## Given information:

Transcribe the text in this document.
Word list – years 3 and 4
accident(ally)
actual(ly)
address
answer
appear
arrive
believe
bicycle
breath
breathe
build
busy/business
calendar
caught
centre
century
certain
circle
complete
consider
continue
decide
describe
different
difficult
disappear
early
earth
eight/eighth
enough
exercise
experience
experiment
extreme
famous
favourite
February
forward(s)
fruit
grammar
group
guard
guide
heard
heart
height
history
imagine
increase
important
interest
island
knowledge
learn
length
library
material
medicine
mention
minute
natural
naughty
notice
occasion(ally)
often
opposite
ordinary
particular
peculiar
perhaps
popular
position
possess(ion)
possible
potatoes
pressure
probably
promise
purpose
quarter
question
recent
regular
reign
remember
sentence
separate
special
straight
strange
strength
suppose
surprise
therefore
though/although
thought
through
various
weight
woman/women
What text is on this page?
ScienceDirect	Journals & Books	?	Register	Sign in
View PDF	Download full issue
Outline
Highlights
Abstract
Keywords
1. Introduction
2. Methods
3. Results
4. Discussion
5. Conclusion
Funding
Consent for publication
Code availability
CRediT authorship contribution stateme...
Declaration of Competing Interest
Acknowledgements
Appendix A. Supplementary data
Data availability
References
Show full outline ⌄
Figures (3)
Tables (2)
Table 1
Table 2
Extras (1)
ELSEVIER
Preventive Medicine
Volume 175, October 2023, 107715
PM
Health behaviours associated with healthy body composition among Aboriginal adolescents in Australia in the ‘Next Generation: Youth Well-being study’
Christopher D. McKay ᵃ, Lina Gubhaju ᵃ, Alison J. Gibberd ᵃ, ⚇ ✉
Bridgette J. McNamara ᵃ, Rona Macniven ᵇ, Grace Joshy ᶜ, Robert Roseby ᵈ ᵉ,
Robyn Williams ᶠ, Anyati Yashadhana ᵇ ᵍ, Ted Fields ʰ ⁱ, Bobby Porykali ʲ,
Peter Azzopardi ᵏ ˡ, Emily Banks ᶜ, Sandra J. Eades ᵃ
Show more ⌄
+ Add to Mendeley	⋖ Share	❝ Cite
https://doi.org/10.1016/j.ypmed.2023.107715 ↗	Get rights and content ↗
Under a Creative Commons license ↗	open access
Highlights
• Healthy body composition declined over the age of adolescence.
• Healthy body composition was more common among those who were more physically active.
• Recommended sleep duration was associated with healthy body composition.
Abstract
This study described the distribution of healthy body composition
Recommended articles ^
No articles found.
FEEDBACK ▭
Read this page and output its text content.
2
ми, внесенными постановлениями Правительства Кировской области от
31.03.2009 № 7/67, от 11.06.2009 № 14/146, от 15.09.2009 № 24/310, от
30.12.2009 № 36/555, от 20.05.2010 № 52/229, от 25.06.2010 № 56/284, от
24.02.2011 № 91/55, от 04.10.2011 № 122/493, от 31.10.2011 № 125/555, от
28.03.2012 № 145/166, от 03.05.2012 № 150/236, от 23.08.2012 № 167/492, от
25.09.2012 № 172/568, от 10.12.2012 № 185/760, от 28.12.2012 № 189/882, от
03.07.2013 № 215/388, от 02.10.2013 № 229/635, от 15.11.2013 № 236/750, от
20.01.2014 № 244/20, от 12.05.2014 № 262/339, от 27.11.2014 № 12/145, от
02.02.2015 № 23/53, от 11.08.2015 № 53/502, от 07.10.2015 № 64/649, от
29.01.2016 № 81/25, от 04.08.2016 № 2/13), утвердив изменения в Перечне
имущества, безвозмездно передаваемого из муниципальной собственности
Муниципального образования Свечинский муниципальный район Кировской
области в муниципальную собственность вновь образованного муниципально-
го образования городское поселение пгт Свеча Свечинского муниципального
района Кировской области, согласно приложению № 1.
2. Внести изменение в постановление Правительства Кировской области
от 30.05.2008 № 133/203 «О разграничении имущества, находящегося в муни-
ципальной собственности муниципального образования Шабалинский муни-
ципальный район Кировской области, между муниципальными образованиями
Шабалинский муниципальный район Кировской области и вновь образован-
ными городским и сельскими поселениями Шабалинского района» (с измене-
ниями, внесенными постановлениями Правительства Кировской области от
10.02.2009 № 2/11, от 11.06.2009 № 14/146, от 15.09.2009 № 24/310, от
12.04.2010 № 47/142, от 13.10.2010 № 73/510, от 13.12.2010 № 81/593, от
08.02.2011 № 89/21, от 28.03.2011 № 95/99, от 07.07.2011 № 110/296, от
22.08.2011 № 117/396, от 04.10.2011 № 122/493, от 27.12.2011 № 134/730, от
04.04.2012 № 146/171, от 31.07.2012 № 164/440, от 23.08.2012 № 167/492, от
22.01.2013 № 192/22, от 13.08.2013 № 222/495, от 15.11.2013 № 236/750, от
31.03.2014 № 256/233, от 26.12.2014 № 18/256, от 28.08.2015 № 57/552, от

## Task statement:
Scan the records above for the string "text", then select every line that holds it.

## Response:
Transcribe the text in this document.
What text is on this page?
Read this page and output its text content.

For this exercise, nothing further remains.